==== Records to use

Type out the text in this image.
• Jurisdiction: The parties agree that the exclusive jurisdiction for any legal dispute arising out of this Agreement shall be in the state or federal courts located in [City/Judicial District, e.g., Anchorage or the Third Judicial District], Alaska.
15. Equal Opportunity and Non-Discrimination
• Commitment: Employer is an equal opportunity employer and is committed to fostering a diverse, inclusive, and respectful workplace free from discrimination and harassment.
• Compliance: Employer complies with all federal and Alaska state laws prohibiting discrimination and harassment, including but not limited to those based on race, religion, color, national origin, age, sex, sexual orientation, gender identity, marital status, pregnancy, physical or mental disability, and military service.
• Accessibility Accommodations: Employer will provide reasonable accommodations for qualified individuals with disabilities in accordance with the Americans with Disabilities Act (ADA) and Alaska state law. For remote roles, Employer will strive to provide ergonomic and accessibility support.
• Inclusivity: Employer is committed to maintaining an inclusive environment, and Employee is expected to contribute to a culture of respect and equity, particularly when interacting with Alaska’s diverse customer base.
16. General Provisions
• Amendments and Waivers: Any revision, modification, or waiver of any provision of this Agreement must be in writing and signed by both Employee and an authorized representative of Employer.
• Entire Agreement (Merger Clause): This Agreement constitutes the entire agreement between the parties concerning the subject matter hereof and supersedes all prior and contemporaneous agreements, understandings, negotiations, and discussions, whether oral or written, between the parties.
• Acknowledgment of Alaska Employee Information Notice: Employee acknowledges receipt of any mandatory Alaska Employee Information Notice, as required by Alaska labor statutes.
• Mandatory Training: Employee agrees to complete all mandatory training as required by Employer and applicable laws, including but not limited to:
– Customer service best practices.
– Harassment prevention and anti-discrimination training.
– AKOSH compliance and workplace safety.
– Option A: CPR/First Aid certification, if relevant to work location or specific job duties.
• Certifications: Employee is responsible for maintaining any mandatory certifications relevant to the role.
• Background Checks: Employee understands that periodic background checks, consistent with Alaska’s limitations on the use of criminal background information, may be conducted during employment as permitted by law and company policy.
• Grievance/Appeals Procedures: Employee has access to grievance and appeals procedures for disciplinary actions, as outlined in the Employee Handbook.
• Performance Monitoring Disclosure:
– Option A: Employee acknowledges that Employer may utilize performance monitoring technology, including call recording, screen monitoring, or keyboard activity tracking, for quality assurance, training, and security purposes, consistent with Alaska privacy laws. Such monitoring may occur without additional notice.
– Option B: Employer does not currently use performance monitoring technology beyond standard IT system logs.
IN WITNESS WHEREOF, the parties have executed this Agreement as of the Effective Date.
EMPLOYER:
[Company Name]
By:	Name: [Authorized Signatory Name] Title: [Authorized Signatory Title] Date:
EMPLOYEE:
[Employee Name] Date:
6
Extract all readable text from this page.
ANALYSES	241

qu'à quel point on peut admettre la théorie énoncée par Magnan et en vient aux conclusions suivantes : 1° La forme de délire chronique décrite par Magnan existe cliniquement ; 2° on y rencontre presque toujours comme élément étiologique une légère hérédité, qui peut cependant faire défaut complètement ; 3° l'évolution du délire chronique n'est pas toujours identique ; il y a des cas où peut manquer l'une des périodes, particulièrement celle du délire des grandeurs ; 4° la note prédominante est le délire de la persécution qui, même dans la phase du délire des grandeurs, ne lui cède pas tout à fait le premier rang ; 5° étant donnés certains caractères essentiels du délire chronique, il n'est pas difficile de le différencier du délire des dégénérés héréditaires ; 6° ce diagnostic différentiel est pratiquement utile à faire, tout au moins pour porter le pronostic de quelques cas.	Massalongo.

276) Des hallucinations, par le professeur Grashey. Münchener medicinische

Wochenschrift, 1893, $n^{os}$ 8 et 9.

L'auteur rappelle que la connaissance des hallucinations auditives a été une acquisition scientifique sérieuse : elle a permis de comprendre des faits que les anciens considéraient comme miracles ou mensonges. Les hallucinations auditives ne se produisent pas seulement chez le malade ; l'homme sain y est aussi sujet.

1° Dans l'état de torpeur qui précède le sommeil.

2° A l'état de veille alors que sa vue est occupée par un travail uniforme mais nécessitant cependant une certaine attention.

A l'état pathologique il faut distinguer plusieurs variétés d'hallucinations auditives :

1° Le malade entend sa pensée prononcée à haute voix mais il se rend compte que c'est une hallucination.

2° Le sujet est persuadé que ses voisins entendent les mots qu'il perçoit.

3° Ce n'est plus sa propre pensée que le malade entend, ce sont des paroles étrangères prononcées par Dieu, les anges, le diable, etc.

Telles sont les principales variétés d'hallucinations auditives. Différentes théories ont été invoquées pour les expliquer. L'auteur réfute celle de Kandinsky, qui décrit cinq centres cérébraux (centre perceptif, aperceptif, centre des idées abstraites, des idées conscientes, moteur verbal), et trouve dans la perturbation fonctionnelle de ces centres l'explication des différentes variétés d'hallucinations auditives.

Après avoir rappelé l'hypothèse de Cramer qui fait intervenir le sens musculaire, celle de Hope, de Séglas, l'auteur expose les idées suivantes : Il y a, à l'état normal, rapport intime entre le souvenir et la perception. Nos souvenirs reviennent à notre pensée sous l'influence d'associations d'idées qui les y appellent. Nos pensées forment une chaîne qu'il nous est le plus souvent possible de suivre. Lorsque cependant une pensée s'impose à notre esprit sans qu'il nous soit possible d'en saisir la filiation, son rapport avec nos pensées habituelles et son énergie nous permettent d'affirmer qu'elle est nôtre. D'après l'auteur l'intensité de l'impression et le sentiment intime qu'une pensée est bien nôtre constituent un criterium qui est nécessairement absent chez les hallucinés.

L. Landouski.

========

Write out all of the records above exactly as they appear.

Type out the text in this image.
• Jurisdiction: The parties agree that the exclusive jurisdiction for any legal dispute arising out of this Agreement shall be in the state or federal courts located in [City/Judicial District, e.g., Anchorage or the Third Judicial District], Alaska.
15. Equal Opportunity and Non-Discrimination
• Commitment: Employer is an equal opportunity employer and is committed to fostering a diverse, inclusive, and respectful workplace free from discrimination and harassment.
• Compliance: Employer complies with all federal and Alaska state laws prohibiting discrimination and harassment, including but not limited to those based on race, religion, color, national origin, age, sex, sexual orientation, gender identity, marital status, pregnancy, physical or mental disability, and military service.
• Accessibility Accommodations: Employer will provide reasonable accommodations for qualified individuals with disabilities in accordance with the Americans with Disabilities Act (ADA) and Alaska state law. For remote roles, Employer will strive to provide ergonomic and accessibility support.
• Inclusivity: Employer is committed to maintaining an inclusive environment, and Employee is expected to contribute to a culture of respect and equity, particularly when interacting with Alaska’s diverse customer base.
16. General Provisions
• Amendments and Waivers: Any revision, modification, or waiver of any provision of this Agreement must be in writing and signed by both Employee and an authorized representative of Employer.
• Entire Agreement (Merger Clause): This Agreement constitutes the entire agreement between the parties concerning the subject matter hereof and supersedes all prior and contemporaneous agreements, understandings, negotiations, and discussions, whether oral or written, between the parties.
• Acknowledgment of Alaska Employee Information Notice: Employee acknowledges receipt of any mandatory Alaska Employee Information Notice, as required by Alaska labor statutes.
• Mandatory Training: Employee agrees to complete all mandatory training as required by Employer and applicable laws, including but not limited to:
– Customer service best practices.
– Harassment prevention and anti-discrimination training.
– AKOSH compliance and workplace safety.
– Option A: CPR/First Aid certification, if relevant to work location or specific job duties.
• Certifications: Employee is responsible for maintaining any mandatory certifications relevant to the role.
• Background Checks: Employee understands that periodic background checks, consistent with Alaska’s limitations on the use of criminal background information, may be conducted during employment as permitted by law and company policy.
• Grievance/Appeals Procedures: Employee has access to grievance and appeals procedures for disciplinary actions, as outlined in the Employee Handbook.
• Performance Monitoring Disclosure:
– Option A: Employee acknowledges that Employer may utilize performance monitoring technology, including call recording, screen monitoring, or keyboard activity tracking, for quality assurance, training, and security purposes, consistent with Alaska privacy laws. Such monitoring may occur without additional notice.
– Option B: Employer does not currently use performance monitoring technology beyond standard IT system logs.
IN WITNESS WHEREOF, the parties have executed this Agreement as of the Effective Date.
EMPLOYER:
[Company Name]
By:	Name: [Authorized Signatory Name] Title: [Authorized Signatory Title] Date:
EMPLOYEE:
[Employee Name] Date:
6
Extract all readable text from this page.
ANALYSES	241

qu'à quel point on peut admettre la théorie énoncée par Magnan et en vient aux conclusions suivantes : 1° La forme de délire chronique décrite par Magnan existe cliniquement ; 2° on y rencontre presque toujours comme élément étiologique une légère hérédité, qui peut cependant faire défaut complètement ; 3° l'évolution du délire chronique n'est pas toujours identique ; il y a des cas où peut manquer l'une des périodes, particulièrement celle du délire des grandeurs ; 4° la note prédominante est le délire de la persécution qui, même dans la phase du délire des grandeurs, ne lui cède pas tout à fait le premier rang ; 5° étant donnés certains caractères essentiels du délire chronique, il n'est pas difficile de le différencier du délire des dégénérés héréditaires ; 6° ce diagnostic différentiel est pratiquement utile à faire, tout au moins pour porter le pronostic de quelques cas.	Massalongo.

276) Des hallucinations, par le professeur Grashey. Münchener medicinische

Wochenschrift, 1893, $n^{os}$ 8 et 9.

L'auteur rappelle que la connaissance des hallucinations auditives a été une acquisition scientifique sérieuse : elle a permis de comprendre des faits que les anciens considéraient comme miracles ou mensonges. Les hallucinations auditives ne se produisent pas seulement chez le malade ; l'homme sain y est aussi sujet.

1° Dans l'état de torpeur qui précède le sommeil.

2° A l'état de veille alors que sa vue est occupée par un travail uniforme mais nécessitant cependant une certaine attention.

A l'état pathologique il faut distinguer plusieurs variétés d'hallucinations auditives :

1° Le malade entend sa pensée prononcée à haute voix mais il se rend compte que c'est une hallucination.

2° Le sujet est persuadé que ses voisins entendent les mots qu'il perçoit.

3° Ce n'est plus sa propre pensée que le malade entend, ce sont des paroles étrangères prononcées par Dieu, les anges, le diable, etc.

Telles sont les principales variétés d'hallucinations auditives. Différentes théories ont été invoquées pour les expliquer. L'auteur réfute celle de Kandinsky, qui décrit cinq centres cérébraux (centre perceptif, aperceptif, centre des idées abstraites, des idées conscientes, moteur verbal), et trouve dans la perturbation fonctionnelle de ces centres l'explication des différentes variétés d'hallucinations auditives.

Après avoir rappelé l'hypothèse de Cramer qui fait intervenir le sens musculaire, celle de Hope, de Séglas, l'auteur expose les idées suivantes : Il y a, à l'état normal, rapport intime entre le souvenir et la perception. Nos souvenirs reviennent à notre pensée sous l'influence d'associations d'idées qui les y appellent. Nos pensées forment une chaîne qu'il nous est le plus souvent possible de suivre. Lorsque cependant une pensée s'impose à notre esprit sans qu'il nous soit possible d'en saisir la filiation, son rapport avec nos pensées habituelles et son énergie nous permettent d'affirmer qu'elle est nôtre. D'après l'auteur l'intensité de l'impression et le sentiment intime qu'une pensée est bien nôtre constituent un criterium qui est nécessairement absent chez les hallucinés.

L. Landouski.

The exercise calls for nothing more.